═══ PAGE ═══

Who in local and provincial governance will stand up and admit that road safety in Nova Scotia is not a problem, it is a crisis? And announce that we need to roll out emergency measures, plans and funding which will enable us to travel safely?

This isn’t a safety lecture. We do what we can to avoid accidents and stay safe. Neither is it a rant about what drivers can get away with without facing enforcement consequences – the police do what they can within their allocated resources to prevent dangerous behaviour on our roads.

Our traffic police face the most difficult conditions to deliver effective enforcement – no camera enforcement, virtually no physical traffic calming measures, and many dangerous wide and multiple lane roads with high speed limits in built up areas which are often light on traffic. Result: Speeding, red light running, dangerous overtaking, pedestrians who are not seen on wide and poorly marked crosswalks, and traffic moving too quickly and closely around cyclists and bikers.

Hence this plea recently issued by Halifax Regional Police to drivers regarding Joseph Howe Road after clocking drivers moving at around double the speed limit: Don’t judge your speed based on the design of the road. While this area allows four lanes of traffic, the speed limit is still 50km/h.

Do road accidents just happen to careless people?

We must get to work, go to the shops, visit friends and family and get on with our lives despite the situation on our roads. But don’t the regular deaths and severe injuries just affect those who are not taking enough care?

═══

WRITTEN EXERCISE A: According to the road safety text, what is the speed limit on Joseph Howe Road?
WRITTEN EXERCISE B: Repeat the road safety text from "Our traffic police" to "is still 50km/h.".
The lines that come next are from a different source.

═══ DATA EXTRACT ═══

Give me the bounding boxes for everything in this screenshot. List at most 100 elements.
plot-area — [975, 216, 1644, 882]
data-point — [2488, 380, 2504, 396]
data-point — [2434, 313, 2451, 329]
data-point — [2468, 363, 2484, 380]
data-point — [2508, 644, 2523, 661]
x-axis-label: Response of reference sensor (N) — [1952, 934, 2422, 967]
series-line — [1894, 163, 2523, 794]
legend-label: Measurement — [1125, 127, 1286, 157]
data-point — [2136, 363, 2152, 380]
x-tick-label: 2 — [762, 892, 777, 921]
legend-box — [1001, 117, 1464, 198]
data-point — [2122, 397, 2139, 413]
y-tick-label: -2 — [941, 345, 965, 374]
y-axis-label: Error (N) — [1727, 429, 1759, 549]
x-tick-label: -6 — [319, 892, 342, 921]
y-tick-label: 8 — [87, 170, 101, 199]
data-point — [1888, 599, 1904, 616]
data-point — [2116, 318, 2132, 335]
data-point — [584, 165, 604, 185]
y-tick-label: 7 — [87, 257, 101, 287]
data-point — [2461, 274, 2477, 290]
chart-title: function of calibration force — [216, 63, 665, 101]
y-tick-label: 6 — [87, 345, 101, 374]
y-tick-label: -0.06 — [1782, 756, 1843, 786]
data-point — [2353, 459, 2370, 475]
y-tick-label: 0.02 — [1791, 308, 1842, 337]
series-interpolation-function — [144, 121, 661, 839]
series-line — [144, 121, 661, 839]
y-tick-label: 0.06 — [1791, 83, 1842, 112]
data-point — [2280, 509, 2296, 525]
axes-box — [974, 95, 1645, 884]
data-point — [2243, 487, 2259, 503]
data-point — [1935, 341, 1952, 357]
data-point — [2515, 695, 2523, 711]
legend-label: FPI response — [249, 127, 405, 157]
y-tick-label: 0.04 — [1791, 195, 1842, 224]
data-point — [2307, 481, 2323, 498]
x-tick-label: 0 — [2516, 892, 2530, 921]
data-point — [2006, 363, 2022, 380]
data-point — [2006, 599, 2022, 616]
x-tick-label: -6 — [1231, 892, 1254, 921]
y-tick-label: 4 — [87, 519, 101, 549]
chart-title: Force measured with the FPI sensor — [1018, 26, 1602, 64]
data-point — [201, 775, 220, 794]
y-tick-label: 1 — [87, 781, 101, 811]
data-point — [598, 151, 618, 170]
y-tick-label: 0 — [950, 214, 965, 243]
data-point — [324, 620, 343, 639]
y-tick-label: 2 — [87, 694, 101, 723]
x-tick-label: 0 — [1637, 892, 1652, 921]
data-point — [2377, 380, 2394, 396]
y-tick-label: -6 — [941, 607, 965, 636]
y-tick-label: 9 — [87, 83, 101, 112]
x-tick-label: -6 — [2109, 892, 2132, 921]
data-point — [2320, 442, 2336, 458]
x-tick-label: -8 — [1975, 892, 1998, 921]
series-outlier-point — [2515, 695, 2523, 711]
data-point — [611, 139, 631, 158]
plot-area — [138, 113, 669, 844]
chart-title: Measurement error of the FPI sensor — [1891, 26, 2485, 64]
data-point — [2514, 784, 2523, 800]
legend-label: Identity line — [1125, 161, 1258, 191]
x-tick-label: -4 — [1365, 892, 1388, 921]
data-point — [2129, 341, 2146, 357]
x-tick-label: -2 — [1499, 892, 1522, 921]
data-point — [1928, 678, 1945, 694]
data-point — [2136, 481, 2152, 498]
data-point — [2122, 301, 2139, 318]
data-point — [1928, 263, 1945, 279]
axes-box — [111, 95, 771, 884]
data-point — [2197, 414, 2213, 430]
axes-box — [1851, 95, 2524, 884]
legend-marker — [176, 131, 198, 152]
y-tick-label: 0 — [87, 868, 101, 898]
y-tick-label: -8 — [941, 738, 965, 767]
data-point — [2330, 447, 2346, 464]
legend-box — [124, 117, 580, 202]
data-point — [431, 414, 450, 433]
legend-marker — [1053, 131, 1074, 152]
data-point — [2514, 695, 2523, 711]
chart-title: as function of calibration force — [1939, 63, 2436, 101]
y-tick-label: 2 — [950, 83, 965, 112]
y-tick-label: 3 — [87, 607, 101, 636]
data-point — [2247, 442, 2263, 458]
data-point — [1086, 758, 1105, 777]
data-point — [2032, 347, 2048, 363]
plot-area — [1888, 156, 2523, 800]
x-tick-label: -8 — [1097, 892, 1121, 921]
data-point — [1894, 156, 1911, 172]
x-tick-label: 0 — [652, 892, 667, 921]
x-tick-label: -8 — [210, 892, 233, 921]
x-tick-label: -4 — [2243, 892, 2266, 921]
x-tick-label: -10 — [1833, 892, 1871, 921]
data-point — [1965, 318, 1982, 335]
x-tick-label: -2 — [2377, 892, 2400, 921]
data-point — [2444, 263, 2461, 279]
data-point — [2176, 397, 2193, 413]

═══

EXPECTED ANSWER A: 50 km/h

EXPECTED ANSWER B:
Our traffic police face the most difficult conditions to deliver effective enforcement – no camera enforcement, virtually no physical traffic calming measures, and many dangerous wide and multiple lane roads with high speed limits in built up areas which are often light on traffic. Result: Speeding, red light running, dangerous overtaking, pedestrians who are not seen on wide and poorly marked crosswalks, and traffic moving too quickly and closely around cyclists and bikers.

Hence this plea recently issued by Halifax Regional Police to drivers regarding Joseph Howe Road after clocking drivers moving at around double the speed limit: Don’t judge your speed based on the design of the road. While this area allows four lanes of traffic, the speed limit is still 50km/h.